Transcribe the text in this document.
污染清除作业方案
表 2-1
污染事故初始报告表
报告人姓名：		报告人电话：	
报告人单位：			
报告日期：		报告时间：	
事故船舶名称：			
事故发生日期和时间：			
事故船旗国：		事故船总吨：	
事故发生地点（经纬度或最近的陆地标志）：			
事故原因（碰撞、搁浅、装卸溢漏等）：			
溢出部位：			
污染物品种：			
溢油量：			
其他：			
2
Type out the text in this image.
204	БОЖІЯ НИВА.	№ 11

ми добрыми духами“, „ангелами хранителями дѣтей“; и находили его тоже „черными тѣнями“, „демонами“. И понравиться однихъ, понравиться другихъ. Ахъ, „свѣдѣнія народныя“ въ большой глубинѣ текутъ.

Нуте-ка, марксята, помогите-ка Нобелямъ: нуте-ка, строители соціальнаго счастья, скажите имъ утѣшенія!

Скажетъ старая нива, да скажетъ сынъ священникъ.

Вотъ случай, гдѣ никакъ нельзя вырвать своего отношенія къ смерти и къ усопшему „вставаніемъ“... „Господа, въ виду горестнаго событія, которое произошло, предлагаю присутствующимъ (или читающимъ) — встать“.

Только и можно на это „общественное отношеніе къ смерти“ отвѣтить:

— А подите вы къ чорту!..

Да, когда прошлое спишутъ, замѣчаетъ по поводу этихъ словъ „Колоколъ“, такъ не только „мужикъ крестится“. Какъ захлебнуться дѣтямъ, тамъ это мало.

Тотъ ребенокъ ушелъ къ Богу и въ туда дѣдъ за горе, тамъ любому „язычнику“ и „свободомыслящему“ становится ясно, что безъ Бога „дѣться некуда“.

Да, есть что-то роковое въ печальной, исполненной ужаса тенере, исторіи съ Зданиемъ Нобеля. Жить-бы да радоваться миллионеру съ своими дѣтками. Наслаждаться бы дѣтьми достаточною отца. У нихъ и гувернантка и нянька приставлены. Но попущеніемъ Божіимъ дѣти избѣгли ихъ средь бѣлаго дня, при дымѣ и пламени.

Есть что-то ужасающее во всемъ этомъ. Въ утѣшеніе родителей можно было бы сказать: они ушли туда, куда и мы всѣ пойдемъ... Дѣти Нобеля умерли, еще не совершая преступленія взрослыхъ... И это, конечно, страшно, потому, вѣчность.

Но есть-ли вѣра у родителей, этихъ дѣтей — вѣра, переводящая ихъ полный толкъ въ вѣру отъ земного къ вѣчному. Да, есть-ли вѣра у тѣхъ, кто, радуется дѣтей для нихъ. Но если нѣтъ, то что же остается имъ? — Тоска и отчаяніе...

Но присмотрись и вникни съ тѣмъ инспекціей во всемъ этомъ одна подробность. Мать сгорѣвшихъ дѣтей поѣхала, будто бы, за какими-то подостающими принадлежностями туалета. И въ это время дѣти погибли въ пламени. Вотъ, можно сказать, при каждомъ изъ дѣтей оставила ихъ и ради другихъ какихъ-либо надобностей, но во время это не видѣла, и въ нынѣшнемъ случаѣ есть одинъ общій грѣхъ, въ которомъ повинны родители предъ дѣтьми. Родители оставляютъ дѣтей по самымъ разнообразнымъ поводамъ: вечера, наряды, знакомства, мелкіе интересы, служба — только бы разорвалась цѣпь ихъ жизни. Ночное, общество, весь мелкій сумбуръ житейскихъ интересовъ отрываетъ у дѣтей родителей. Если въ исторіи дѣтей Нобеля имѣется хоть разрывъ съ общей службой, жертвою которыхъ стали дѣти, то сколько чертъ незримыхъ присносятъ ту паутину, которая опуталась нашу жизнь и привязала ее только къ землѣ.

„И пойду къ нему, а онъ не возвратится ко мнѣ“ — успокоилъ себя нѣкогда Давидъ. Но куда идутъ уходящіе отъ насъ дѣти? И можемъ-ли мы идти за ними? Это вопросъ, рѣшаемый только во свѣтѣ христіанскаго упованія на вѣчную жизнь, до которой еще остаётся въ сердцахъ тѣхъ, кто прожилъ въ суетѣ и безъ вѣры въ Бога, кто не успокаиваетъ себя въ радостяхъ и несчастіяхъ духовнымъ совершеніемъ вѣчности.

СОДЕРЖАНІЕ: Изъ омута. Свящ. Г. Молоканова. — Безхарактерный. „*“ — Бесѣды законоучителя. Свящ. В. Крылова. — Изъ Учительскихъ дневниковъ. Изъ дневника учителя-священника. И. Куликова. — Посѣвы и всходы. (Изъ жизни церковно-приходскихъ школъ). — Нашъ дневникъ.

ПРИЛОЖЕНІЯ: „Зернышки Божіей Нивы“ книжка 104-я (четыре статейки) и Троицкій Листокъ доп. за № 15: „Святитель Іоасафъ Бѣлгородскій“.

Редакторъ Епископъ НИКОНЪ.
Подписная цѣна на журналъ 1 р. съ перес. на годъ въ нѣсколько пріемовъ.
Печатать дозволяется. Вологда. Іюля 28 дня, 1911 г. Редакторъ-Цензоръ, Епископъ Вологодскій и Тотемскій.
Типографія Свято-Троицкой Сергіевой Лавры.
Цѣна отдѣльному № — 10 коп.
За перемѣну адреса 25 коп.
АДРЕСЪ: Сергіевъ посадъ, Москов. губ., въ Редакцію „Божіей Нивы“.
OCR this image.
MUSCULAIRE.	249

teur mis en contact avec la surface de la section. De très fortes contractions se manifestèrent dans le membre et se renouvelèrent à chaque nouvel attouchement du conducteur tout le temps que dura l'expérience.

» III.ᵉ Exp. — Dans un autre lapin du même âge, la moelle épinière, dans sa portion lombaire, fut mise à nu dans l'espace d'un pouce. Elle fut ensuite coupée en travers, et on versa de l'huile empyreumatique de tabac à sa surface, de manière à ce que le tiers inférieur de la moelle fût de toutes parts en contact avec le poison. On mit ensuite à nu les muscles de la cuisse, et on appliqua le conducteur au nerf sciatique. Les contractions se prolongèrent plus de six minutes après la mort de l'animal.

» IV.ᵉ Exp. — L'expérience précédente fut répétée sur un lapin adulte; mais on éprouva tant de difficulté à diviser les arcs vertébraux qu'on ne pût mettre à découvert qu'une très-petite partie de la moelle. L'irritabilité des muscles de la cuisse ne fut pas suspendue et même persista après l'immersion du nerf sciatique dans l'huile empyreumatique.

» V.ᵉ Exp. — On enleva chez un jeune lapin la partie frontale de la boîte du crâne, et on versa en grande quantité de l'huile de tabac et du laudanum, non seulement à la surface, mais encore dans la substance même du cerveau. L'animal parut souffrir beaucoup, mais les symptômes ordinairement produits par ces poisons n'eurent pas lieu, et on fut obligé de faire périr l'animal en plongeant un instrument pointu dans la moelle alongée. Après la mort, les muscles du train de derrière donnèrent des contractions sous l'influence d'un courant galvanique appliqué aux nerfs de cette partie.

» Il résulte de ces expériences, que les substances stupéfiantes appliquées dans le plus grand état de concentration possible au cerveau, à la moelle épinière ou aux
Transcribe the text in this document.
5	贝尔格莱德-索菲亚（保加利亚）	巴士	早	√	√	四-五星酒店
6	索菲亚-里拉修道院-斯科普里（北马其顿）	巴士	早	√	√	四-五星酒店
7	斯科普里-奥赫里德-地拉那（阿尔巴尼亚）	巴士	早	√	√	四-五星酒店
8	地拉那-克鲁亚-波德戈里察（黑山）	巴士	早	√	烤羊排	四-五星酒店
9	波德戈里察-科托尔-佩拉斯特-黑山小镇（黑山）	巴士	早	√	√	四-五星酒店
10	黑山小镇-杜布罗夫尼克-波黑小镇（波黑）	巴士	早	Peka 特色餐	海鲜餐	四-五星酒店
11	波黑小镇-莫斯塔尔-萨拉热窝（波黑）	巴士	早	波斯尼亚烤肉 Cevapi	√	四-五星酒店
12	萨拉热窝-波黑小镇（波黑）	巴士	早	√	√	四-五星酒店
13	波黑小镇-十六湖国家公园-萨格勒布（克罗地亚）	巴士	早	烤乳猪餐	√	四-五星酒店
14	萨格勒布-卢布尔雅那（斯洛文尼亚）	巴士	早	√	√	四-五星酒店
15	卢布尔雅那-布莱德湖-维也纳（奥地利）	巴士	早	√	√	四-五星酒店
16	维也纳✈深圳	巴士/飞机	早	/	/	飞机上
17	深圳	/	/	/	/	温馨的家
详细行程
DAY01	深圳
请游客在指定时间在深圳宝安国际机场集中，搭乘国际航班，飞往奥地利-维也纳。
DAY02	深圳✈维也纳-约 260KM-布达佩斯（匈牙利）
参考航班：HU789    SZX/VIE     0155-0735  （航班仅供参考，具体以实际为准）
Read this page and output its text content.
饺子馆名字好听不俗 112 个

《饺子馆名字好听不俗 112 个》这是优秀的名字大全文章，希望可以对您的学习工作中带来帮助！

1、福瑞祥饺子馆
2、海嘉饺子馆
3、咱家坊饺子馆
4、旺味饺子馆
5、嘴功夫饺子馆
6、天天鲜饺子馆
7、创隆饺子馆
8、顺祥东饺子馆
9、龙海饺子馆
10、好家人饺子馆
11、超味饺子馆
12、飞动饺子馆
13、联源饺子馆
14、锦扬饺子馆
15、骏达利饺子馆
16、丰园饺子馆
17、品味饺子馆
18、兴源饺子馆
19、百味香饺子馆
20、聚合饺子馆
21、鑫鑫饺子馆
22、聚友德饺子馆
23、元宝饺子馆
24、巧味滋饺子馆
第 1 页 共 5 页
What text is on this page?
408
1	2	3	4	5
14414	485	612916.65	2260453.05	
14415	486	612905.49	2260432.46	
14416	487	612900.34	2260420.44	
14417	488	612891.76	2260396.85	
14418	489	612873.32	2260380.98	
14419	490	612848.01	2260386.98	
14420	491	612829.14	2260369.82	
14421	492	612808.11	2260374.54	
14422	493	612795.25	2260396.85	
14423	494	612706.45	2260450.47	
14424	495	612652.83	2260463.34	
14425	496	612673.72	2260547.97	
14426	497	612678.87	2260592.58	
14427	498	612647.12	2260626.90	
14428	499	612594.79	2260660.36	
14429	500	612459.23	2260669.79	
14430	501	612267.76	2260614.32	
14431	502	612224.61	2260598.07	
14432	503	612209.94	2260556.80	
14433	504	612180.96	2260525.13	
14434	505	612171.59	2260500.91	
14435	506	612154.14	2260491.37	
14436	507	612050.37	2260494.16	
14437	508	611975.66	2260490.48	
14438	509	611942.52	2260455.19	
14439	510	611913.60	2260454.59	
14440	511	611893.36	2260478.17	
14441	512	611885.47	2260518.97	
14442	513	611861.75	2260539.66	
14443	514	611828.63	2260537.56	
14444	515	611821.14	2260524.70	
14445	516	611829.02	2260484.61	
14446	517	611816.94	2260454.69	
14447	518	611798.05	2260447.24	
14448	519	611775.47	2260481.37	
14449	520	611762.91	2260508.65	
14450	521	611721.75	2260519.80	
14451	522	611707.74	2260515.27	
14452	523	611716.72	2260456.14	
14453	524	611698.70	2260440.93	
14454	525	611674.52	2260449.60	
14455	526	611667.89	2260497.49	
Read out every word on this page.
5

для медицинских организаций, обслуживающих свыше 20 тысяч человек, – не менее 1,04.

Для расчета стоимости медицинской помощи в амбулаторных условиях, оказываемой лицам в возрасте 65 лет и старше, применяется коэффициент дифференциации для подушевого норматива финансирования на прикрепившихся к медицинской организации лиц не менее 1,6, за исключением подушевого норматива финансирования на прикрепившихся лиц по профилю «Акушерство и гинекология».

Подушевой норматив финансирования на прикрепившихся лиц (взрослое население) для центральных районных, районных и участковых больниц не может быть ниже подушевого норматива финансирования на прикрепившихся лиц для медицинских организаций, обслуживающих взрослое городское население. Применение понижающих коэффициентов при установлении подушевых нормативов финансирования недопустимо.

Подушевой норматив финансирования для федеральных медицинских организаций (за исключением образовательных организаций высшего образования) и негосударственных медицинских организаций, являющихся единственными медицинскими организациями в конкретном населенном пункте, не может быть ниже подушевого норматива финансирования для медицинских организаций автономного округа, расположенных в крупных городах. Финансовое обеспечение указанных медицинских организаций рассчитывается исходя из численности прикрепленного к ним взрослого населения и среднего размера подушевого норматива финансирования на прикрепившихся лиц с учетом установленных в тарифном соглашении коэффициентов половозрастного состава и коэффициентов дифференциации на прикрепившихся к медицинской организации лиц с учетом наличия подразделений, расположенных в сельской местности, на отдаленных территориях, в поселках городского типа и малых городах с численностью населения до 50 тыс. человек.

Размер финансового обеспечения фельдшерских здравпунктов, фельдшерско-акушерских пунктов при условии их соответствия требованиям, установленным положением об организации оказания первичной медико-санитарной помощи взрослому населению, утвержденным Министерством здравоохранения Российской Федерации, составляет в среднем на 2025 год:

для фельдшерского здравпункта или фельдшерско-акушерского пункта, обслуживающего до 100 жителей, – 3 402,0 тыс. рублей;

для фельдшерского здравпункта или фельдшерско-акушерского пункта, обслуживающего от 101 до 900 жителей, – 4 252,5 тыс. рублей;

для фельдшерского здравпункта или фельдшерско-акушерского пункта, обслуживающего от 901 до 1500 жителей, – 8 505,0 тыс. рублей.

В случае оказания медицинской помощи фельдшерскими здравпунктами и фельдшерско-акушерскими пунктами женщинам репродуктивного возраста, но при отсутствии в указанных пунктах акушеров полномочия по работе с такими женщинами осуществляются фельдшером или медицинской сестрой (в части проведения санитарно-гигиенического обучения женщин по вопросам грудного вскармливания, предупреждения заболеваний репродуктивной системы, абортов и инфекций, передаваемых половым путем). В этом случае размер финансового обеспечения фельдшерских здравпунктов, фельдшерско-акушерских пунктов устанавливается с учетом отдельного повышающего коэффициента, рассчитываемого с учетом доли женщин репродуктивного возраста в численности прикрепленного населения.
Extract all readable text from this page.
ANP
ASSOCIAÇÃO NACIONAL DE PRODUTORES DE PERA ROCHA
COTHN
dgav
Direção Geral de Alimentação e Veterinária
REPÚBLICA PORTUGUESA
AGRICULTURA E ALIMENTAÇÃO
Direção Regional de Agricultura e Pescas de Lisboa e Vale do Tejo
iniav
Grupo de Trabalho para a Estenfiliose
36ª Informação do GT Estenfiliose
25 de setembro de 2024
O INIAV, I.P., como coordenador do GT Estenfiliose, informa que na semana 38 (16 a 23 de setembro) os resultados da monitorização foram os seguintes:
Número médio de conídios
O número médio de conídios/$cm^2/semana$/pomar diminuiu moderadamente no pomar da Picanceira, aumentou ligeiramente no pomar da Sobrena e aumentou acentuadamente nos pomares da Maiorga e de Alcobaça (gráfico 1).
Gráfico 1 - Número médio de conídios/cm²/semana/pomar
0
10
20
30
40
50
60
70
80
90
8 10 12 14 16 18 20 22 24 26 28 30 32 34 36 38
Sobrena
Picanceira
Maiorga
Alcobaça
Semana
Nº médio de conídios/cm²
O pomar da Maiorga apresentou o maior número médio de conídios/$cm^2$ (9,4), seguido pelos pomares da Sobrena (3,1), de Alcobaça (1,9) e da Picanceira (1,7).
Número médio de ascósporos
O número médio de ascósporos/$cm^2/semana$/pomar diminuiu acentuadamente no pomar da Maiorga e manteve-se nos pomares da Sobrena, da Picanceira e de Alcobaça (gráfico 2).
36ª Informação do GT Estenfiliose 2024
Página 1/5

○ ○ ○ ○ ○

◆ **Stated problem**: List all lines above in which the string "diminuiu" appears.

◆ **Output for this exercise**:
O número médio de conídios/$cm^2/semana$/pomar diminuiu moderadamente no pomar da Picanceira, aumentou ligeiramente no pomar da Sobrena e aumentou acentuadamente nos pomares da Maiorga e de Alcobaça (gráfico 1).
O número médio de ascósporos/$cm^2/semana$/pomar diminuiu acentuadamente no pomar da Maiorga e manteve-se nos pomares da Sobrena, da Picanceira e de Alcobaça (gráfico 2).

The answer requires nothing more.